*WRITTEN PROBLEM:* Every line holding the string "required" should be gathered.

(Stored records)
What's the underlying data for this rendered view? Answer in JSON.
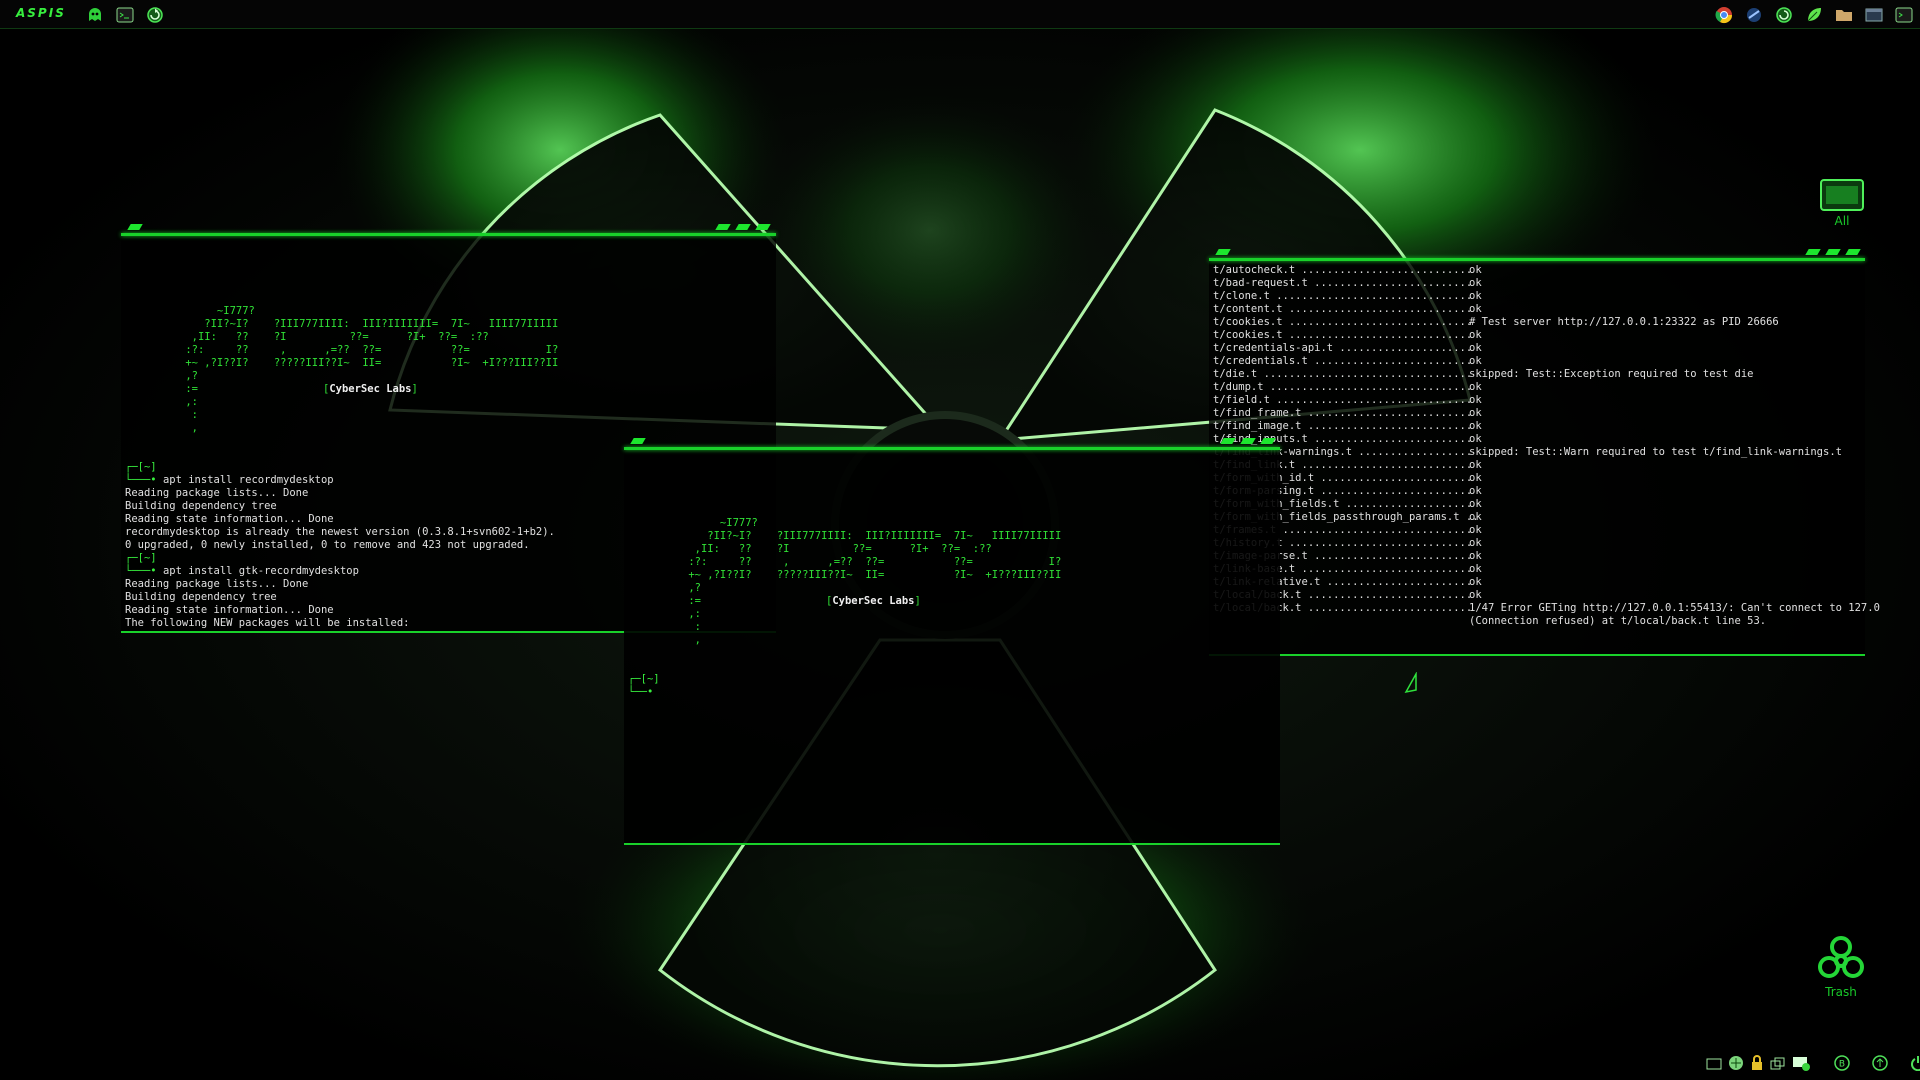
{
  "panel": {
    "logo": "ASPIS",
    "left_icons": [
      "ghost-icon",
      "terminal-icon",
      "refresh-icon"
    ],
    "right_icons": [
      "chrome-icon",
      "app-icon",
      "refresh-icon",
      "leaf-icon",
      "folder-icon",
      "window-icon",
      "terminal-icon"
    ]
  },
  "ascii_art": "      ~I777?\n    ?II?~I?    ?III777IIII:  III?IIIIIII=  7I~   IIII77IIIII\n  ,II:   ??    ?I          ??=      ?I+  ??=  :??\n :?:     ??     ,      ,=??  ??=           ??=            I?\n +~ ,?I??I?    ?????III??I~  II=           ?I~  +I???III??II\n ,?\n :=\n ,:\n  :\n  ,",
  "brand_text": "CyberSec Labs",
  "brand_left": "[",
  "brand_right": "]",
  "prompt_home": "[~]",
  "window1": {
    "lines": [
      {
        "kind": "prompt",
        "text": "[~]"
      },
      {
        "kind": "cmd",
        "text": "apt install recordmydesktop"
      },
      {
        "kind": "out",
        "text": "Reading package lists... Done"
      },
      {
        "kind": "out",
        "text": "Building dependency tree"
      },
      {
        "kind": "out",
        "text": "Reading state information... Done"
      },
      {
        "kind": "out",
        "text": "recordmydesktop is already the newest version (0.3.8.1+svn602-1+b2)."
      },
      {
        "kind": "out",
        "text": "0 upgraded, 0 newly installed, 0 to remove and 423 not upgraded."
      },
      {
        "kind": "prompt",
        "text": "[~]"
      },
      {
        "kind": "cmd",
        "text": "apt install gtk-recordmydesktop"
      },
      {
        "kind": "out",
        "text": "Reading package lists... Done"
      },
      {
        "kind": "out",
        "text": "Building dependency tree"
      },
      {
        "kind": "out",
        "text": "Reading state information... Done"
      },
      {
        "kind": "out",
        "text": "The following NEW packages will be installed:"
      }
    ]
  },
  "window3": {
    "lines": [
      {
        "name": "t/autocheck.t ...........................",
        "res": "ok"
      },
      {
        "name": "t/bad-request.t .........................",
        "res": "ok"
      },
      {
        "name": "t/clone.t ...............................",
        "res": "ok"
      },
      {
        "name": "t/content.t .............................",
        "res": "ok"
      },
      {
        "name": "t/cookies.t .............................",
        "res": "# Test server http://127.0.0.1:23322 as PID 26666"
      },
      {
        "name": "t/cookies.t .............................",
        "res": "ok"
      },
      {
        "name": "t/credentials-api.t .....................",
        "res": "ok"
      },
      {
        "name": "t/credentials.t .........................",
        "res": "ok"
      },
      {
        "name": "t/die.t .................................",
        "res": "skipped: Test::Exception required to test die"
      },
      {
        "name": "t/dump.t ................................",
        "res": "ok"
      },
      {
        "name": "t/field.t ...............................",
        "res": "ok"
      },
      {
        "name": "t/find_frame.t ..........................",
        "res": "ok"
      },
      {
        "name": "t/find_image.t ..........................",
        "res": "ok"
      },
      {
        "name": "t/find_inputs.t .........................",
        "res": "ok"
      },
      {
        "name": "t/find_link-warnings.t ..................",
        "res": "skipped: Test::Warn required to test t/find_link-warnings.t"
      },
      {
        "name": "t/find_link.t ...........................",
        "res": "ok"
      },
      {
        "name": "t/form_with_id.t ........................",
        "res": "ok"
      },
      {
        "name": "t/form-parsing.t ........................",
        "res": "ok"
      },
      {
        "name": "t/form_with_fields.t ....................",
        "res": "ok"
      },
      {
        "name": "t/form_with_fields_passthrough_params.t ..",
        "res": "ok"
      },
      {
        "name": "t/frames.t ..............................",
        "res": "ok"
      },
      {
        "name": "t/history.t .............................",
        "res": "ok"
      },
      {
        "name": "t/image-parse.t .........................",
        "res": "ok"
      },
      {
        "name": "t/link-base.t ...........................",
        "res": "ok"
      },
      {
        "name": "t/link-relative.t .......................",
        "res": "ok"
      },
      {
        "name": "t/local/back.t ..........................",
        "res": "ok"
      },
      {
        "name": "t/local/back.t ..........................",
        "res": "1/47 Error GETing http://127.0.0.1:55413/: Can't connect to 127.0"
      },
      {
        "name": "",
        "res": "(Connection refused) at t/local/back.t line 53."
      }
    ]
  },
  "desktop": {
    "all_label": "All",
    "trash_label": "Trash"
  },
  "tray_icons": [
    "folder-icon",
    "network-icon",
    "lock-icon",
    "windows-icon",
    "display-icon",
    "p2p-icon",
    "vpn-icon",
    "power-icon"
  ],
  "colors": {
    "accent": "#19d12a",
    "text": "#e0e0e0",
    "background": "#000000"
  }
}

*RESPONSE:*
        "res": "skipped: Test::Exception required to test die"
        "res": "skipped: Test::Warn required to test t/find_link-warnings.t"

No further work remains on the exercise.